Trecho da fonte:
·····

Eu o vejo quase todos os finais de semana, esmolando perto do prédio da prefeitura, recostado à grade do Viaduto do Chá. Roupas surradas, chega com o auxílio de muletas e ali fica, a velha bacia branca estendida para os passantes. No mesmo dia em que falei com José Molina e Albino (divulgadores da Cultura Racional, próximos entrevistados a serem publicados) tive minha primeira conversa com Francisco. Aproveitei a ocasião e fotografei-o.Uma semana depois, reencontrei-o no lugar de sempre e entreguei uma cópia em cores de um de seus retratos. Francisco agradeceu e mostrou-se feliz ao ver o próprio rosto transposto em papel.Conversamos bastante, e mais uma vez ele se mostrou mais à vontade no papel de entrevistador do que no de entrevistado.

·····

Linhas fornecidas:
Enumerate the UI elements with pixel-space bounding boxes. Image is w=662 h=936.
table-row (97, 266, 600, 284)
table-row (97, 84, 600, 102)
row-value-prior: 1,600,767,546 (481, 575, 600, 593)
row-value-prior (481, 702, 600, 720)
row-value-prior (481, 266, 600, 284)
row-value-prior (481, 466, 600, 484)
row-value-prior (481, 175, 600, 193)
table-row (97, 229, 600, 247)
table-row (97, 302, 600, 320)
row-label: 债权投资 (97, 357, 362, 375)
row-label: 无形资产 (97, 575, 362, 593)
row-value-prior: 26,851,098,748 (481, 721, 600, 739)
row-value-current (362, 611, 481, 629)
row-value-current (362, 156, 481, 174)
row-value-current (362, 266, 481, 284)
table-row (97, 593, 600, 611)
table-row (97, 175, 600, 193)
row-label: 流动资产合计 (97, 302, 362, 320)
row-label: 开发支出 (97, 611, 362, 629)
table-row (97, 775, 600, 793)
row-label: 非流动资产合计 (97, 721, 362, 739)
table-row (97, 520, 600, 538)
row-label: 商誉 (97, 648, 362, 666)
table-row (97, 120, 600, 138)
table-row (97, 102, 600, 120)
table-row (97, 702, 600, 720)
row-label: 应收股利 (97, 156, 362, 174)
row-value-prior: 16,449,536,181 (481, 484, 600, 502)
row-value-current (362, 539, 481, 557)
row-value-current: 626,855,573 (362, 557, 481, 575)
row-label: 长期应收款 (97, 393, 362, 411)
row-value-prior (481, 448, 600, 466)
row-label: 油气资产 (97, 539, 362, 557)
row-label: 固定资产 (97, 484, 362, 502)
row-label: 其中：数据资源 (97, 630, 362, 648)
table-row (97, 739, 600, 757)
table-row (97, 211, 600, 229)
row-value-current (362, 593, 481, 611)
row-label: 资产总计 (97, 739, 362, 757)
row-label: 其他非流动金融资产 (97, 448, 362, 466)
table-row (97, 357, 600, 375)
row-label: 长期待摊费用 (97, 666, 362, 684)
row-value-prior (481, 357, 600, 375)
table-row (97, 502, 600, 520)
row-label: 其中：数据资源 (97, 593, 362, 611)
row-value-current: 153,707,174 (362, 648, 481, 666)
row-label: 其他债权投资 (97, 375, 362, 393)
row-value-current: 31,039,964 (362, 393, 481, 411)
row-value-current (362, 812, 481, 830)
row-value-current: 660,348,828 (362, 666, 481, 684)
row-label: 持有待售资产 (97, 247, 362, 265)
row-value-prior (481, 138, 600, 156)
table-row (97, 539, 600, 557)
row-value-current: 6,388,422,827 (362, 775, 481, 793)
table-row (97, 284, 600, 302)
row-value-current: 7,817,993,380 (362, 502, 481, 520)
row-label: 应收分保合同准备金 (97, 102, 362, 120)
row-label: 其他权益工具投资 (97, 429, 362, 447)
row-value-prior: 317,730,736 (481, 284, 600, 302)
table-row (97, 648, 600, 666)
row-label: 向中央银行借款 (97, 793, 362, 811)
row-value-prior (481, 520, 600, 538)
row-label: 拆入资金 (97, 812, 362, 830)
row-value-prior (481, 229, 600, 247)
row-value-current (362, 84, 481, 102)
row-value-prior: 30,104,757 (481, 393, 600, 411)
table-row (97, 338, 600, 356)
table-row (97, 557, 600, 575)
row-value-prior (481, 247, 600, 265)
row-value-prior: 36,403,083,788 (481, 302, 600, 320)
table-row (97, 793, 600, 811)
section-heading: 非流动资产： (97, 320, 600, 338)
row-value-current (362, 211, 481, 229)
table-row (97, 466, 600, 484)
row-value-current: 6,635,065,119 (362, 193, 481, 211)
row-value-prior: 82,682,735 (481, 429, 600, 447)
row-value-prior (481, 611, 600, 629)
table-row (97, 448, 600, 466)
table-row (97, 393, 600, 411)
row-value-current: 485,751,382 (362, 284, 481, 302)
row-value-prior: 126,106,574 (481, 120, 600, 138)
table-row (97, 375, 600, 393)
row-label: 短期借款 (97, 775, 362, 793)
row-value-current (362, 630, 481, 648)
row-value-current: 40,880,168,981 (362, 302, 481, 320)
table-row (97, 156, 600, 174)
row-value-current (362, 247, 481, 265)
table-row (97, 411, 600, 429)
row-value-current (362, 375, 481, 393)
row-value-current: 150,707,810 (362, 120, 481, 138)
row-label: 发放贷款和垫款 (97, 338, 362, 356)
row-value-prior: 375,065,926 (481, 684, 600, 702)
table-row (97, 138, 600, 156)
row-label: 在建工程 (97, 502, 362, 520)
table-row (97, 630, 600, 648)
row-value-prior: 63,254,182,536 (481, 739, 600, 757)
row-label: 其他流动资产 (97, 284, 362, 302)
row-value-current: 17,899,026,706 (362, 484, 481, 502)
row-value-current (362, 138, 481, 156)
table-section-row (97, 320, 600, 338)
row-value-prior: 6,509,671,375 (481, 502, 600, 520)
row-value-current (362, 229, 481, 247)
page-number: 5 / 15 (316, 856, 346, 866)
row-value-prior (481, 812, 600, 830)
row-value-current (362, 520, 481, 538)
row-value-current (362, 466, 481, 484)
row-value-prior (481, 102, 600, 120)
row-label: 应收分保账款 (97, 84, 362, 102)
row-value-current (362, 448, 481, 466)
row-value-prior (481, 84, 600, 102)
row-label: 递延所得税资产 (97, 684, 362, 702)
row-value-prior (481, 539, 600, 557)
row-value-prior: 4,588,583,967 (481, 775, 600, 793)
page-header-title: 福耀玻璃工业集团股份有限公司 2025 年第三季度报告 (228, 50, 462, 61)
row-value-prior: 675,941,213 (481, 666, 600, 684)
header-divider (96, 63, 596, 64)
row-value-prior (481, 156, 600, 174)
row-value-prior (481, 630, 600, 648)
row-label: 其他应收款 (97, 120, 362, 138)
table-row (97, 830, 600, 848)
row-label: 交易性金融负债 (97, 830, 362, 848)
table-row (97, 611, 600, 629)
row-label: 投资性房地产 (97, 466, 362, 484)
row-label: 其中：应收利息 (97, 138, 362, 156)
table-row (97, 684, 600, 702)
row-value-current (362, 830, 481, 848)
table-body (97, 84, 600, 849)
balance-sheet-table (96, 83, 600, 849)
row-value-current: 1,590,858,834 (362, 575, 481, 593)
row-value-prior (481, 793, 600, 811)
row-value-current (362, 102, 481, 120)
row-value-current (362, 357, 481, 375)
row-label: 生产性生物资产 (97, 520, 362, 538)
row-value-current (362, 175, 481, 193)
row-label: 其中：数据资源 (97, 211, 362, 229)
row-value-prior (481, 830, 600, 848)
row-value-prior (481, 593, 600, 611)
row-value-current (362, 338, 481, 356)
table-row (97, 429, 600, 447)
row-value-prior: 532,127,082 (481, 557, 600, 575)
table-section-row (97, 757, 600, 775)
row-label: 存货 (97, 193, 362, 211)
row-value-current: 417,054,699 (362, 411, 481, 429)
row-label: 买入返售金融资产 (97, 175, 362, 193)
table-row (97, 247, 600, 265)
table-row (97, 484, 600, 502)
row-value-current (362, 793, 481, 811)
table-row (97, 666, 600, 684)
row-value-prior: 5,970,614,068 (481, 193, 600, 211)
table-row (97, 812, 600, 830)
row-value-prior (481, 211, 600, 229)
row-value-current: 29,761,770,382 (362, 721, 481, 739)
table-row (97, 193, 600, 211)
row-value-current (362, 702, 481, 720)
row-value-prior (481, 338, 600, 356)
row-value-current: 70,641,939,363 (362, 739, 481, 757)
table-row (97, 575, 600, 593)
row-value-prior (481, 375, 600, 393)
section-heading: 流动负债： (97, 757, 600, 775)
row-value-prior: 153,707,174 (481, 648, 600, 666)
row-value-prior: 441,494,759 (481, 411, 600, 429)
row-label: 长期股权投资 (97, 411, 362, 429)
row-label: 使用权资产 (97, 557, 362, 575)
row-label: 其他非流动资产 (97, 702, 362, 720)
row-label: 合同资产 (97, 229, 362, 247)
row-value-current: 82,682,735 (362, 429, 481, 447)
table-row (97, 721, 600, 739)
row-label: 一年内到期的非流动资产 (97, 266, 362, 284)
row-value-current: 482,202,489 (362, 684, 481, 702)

·····

Instrução 1:
Traduza para o inglês esta frase do trecho da fonte: "Francisco agradeceu e mostrou-se feliz ao ver o próprio rosto transposto em papel."
Instrução 2:
Por favor, transcreva do trecho da fonte a passagem entre "Eu o vejo quase" e "no de entrevistado.", inclusive.

Resposta completa 1:
Francisco thanked me and seemed happy to see his own face transferred onto paper.

Resposta completa 2:
Eu o vejo quase todos os finais de semana, esmolando perto do prédio da prefeitura, recostado à grade do Viaduto do Chá. Roupas surradas, chega com o auxílio de muletas e ali fica, a velha bacia branca estendida para os passantes. No mesmo dia em que falei com José Molina e Albino (divulgadores da Cultura Racional, próximos entrevistados a serem publicados) tive minha primeira conversa com Francisco. Aproveitei a ocasião e fotografei-o.Uma semana depois, reencontrei-o no lugar de sempre e entreguei uma cópia em cores de um de seus retratos. Francisco agradeceu e mostrou-se feliz ao ver o próprio rosto transposto em papel.Conversamos bastante, e mais uma vez ele se mostrou mais à vontade no papel de entrevistador do que no de entrevistado.